▶ [Exercise aim]: Reply with only the number of lines that contain the string "microseconds".

(Stored records)
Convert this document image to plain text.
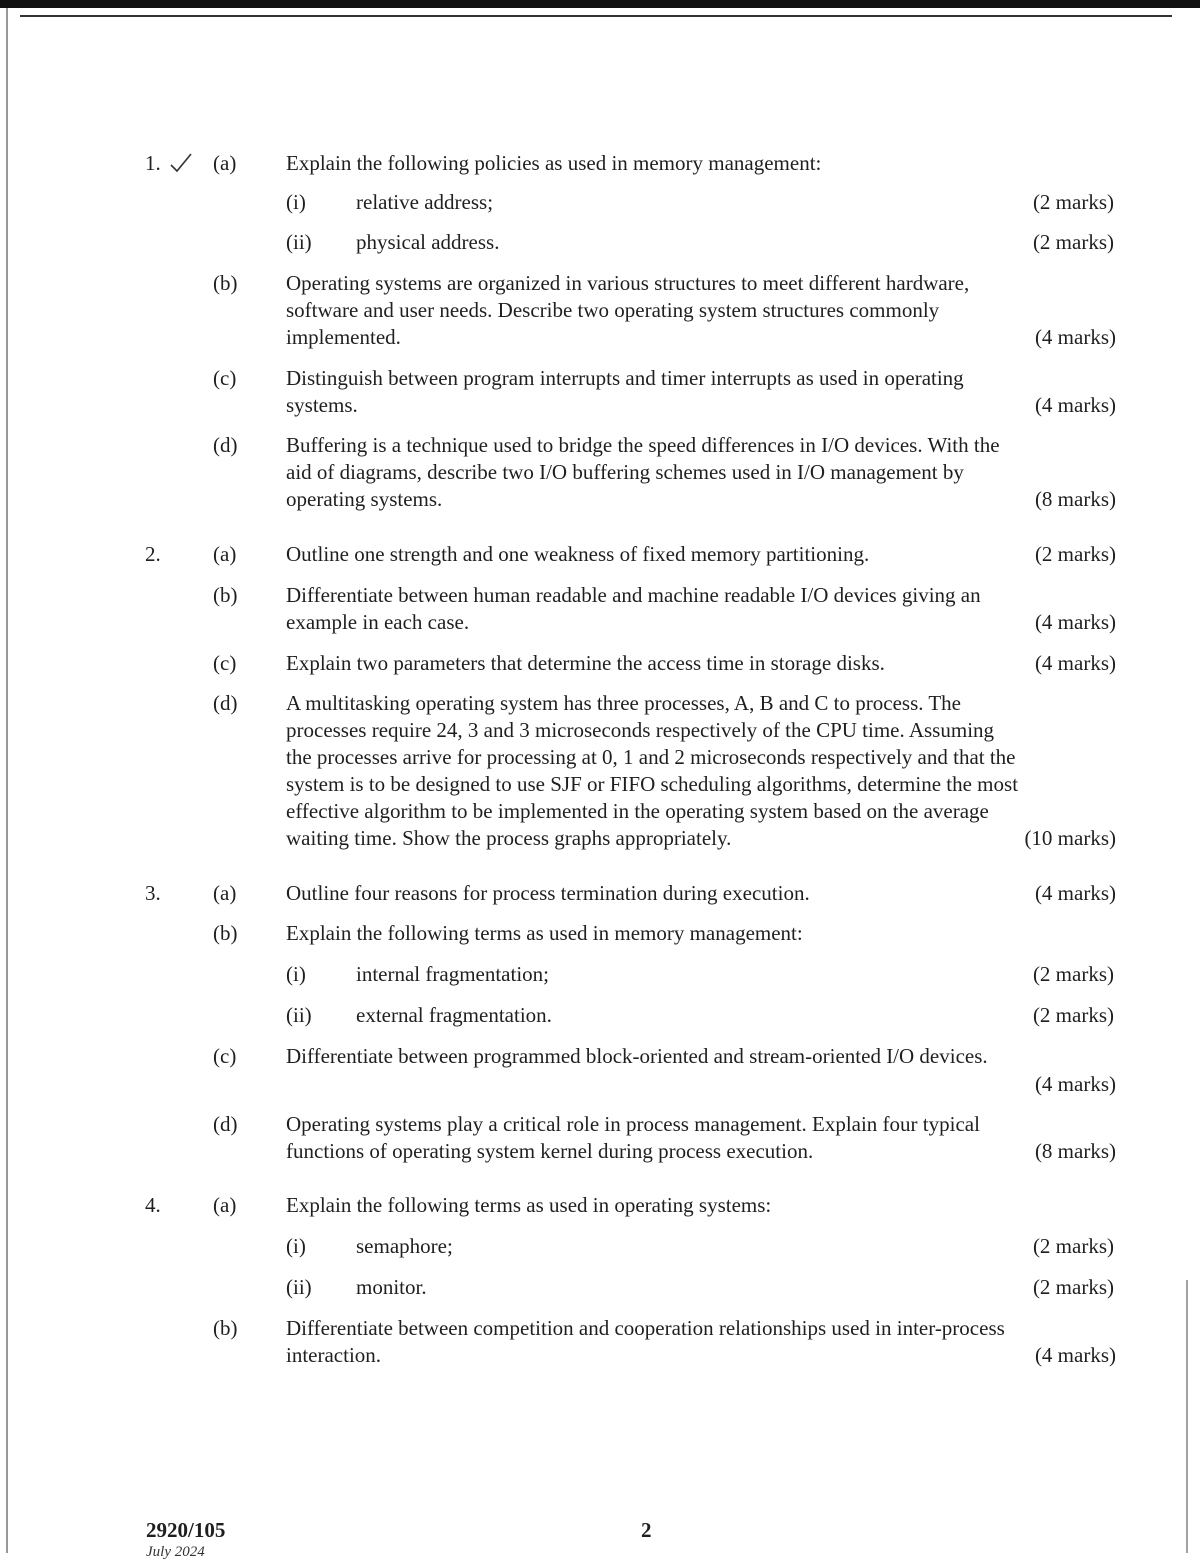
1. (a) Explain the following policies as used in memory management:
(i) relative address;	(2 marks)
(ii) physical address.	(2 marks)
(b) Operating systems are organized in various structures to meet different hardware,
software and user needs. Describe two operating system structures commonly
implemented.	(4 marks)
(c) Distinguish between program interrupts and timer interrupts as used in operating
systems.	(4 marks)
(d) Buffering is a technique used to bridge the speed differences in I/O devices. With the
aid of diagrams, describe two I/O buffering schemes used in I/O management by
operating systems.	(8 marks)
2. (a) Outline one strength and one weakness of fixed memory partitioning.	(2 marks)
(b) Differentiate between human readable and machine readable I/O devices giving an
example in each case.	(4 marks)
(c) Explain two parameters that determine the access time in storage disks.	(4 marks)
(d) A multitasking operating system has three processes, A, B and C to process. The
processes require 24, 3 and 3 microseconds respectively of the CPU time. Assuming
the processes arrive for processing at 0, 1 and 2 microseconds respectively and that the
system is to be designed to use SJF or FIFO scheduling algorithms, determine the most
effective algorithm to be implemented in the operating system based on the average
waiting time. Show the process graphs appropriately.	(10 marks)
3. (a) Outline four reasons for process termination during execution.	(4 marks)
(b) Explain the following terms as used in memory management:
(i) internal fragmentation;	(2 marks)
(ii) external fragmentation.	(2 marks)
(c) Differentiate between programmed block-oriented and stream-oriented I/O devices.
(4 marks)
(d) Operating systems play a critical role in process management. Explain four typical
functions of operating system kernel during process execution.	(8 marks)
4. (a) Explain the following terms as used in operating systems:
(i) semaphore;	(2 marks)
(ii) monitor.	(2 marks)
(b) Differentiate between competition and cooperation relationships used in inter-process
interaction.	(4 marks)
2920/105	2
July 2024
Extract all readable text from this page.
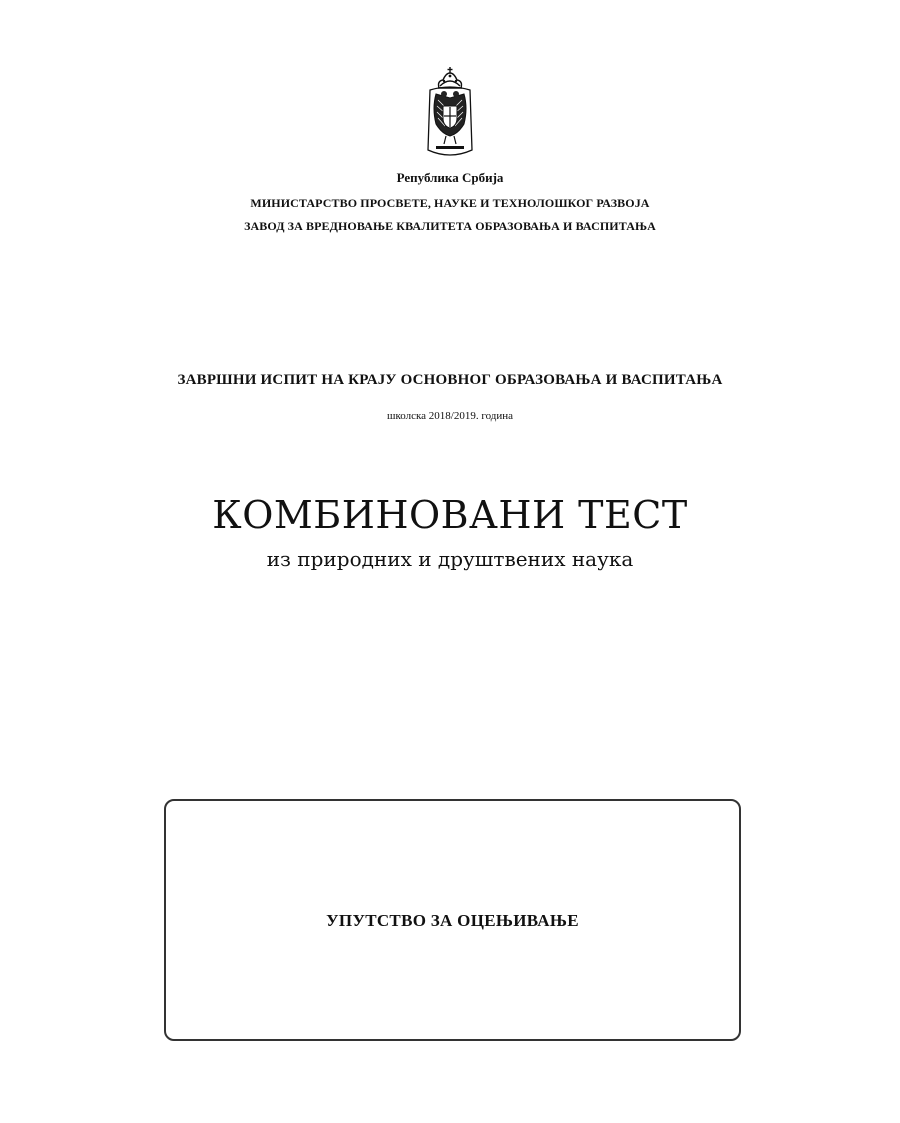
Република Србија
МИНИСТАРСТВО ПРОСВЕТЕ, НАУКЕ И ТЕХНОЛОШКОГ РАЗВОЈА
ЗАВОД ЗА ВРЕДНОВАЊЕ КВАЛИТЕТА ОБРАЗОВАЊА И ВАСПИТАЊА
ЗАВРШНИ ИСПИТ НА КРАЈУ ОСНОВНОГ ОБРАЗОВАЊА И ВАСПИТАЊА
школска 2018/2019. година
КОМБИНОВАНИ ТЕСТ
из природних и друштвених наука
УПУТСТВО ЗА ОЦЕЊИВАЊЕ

▶ [Result]: 2